[start Information shown]

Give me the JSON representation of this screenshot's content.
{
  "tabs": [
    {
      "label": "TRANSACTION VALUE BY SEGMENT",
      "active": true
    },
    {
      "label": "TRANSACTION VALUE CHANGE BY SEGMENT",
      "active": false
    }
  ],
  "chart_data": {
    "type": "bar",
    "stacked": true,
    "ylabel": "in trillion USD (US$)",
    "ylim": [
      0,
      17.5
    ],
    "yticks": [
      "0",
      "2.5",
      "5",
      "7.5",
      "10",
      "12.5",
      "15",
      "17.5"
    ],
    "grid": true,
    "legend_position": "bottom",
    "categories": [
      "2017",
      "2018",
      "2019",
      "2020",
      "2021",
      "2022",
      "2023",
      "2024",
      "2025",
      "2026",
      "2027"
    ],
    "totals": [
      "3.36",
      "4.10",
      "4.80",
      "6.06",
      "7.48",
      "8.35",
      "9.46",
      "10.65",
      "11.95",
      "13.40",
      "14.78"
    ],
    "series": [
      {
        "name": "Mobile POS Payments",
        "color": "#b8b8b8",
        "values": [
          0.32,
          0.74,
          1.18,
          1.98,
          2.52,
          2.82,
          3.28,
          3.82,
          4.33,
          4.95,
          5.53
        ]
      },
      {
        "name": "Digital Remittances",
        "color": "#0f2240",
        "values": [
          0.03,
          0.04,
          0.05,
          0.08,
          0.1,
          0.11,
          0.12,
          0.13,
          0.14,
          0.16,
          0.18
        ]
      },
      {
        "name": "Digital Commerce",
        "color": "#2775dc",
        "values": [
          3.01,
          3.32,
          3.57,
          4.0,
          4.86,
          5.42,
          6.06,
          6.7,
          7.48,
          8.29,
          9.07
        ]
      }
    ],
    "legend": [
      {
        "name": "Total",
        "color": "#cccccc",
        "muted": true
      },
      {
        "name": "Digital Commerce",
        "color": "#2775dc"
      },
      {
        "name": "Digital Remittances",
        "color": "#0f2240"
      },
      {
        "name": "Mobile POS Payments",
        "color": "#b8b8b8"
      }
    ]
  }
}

[end Information shown]
[start Information shown]

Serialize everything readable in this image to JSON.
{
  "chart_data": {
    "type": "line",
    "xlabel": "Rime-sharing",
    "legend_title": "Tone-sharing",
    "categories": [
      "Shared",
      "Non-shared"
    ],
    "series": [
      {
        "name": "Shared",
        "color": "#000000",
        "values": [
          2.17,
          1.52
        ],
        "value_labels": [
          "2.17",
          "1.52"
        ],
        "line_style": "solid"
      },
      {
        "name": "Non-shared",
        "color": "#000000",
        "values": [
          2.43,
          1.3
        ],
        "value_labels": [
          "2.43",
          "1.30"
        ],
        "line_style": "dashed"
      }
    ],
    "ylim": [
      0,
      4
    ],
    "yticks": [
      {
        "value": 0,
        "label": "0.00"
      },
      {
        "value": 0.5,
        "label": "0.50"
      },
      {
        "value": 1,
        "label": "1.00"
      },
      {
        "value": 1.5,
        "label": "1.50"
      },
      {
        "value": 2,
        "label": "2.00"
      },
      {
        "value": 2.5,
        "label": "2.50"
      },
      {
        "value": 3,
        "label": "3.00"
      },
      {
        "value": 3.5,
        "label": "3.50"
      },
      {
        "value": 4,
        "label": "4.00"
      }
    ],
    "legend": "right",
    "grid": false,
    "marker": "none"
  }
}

[end Information shown]

The task: List all lines from the entries that include the word "TRANSACTION".

Result for this task:
      "label": "TRANSACTION VALUE BY SEGMENT",
      "label": "TRANSACTION VALUE CHANGE BY SEGMENT",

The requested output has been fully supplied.